--- YOUR INSTRUCTIONS ---
Gather from the material every line that contains the string "Montagne".

[Begin RECORDS SHOWN]

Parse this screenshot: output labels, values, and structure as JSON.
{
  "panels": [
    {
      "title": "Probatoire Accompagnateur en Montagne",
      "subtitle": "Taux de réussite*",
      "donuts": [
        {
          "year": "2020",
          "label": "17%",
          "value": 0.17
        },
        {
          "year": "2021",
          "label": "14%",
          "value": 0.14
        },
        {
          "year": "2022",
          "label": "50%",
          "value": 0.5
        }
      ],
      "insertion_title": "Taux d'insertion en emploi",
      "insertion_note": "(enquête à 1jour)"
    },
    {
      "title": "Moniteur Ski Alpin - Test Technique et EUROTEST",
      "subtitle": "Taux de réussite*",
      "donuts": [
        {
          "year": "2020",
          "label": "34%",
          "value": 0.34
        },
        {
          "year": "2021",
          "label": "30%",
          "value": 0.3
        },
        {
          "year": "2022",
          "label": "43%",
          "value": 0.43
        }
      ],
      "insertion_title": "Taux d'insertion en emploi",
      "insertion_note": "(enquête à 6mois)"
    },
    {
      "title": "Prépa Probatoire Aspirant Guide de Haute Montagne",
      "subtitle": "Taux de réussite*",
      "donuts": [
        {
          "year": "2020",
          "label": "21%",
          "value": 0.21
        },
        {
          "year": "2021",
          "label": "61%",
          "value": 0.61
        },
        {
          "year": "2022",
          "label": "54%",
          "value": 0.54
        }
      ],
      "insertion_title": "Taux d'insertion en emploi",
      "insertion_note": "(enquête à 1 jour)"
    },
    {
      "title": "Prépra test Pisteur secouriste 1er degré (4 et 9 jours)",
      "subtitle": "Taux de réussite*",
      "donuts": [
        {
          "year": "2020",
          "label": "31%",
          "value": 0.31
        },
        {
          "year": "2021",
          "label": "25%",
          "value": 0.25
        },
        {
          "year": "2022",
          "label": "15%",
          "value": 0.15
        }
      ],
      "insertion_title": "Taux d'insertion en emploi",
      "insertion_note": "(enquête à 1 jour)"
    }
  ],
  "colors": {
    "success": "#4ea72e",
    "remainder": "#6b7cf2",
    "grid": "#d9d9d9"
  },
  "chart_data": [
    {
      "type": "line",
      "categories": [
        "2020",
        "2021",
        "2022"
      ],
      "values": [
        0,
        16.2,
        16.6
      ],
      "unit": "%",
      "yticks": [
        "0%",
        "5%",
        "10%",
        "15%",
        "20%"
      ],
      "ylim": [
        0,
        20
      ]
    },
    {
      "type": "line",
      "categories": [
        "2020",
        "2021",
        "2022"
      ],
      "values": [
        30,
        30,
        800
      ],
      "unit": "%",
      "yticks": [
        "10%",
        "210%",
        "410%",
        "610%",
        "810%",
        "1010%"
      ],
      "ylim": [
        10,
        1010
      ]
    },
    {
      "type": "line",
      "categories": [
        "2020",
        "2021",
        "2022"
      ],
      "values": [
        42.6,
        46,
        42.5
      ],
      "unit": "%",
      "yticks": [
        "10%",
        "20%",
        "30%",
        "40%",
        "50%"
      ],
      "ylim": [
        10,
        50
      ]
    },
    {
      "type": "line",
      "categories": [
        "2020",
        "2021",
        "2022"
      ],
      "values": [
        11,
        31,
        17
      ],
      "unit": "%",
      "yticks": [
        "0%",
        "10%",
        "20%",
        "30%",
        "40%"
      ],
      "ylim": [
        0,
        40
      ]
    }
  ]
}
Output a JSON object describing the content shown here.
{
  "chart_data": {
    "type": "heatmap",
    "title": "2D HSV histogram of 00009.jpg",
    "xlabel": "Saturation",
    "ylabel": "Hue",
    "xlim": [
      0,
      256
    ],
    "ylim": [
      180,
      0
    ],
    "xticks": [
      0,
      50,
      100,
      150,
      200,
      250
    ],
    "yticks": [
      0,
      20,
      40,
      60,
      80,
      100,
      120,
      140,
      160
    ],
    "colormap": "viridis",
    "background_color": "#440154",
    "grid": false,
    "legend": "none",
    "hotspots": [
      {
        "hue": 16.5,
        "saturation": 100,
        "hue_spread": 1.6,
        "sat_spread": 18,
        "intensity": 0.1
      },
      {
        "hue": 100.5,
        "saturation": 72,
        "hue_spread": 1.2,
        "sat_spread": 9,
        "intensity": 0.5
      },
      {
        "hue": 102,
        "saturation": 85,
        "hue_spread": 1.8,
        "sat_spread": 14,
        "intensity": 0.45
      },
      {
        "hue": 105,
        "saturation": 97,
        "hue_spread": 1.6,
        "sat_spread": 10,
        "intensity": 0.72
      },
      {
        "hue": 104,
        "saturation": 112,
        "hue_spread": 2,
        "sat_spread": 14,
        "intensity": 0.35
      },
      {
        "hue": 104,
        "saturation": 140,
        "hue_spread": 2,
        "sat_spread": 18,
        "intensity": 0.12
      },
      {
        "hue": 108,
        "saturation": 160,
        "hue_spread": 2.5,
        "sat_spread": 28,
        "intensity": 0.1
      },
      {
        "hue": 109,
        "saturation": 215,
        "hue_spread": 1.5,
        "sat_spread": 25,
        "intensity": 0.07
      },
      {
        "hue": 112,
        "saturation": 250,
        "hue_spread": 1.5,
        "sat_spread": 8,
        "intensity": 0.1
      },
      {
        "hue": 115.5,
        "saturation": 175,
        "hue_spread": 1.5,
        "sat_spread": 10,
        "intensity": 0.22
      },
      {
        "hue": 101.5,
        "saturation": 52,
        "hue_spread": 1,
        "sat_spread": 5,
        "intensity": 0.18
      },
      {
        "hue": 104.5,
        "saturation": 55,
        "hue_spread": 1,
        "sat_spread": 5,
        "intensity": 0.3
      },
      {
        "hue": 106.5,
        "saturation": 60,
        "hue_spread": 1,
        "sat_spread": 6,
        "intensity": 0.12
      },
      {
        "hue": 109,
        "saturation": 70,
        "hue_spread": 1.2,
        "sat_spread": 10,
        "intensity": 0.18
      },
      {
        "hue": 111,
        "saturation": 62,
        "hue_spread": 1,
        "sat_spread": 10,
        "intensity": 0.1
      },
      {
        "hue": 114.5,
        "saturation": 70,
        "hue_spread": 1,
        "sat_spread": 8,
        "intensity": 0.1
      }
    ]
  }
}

[End RECORDS SHOWN]

--- ANSWER FOR THE TASK ---
      "title": "Probatoire Accompagnateur en Montagne",
      "title": "Prépa Probatoire Aspirant Guide de Haute Montagne",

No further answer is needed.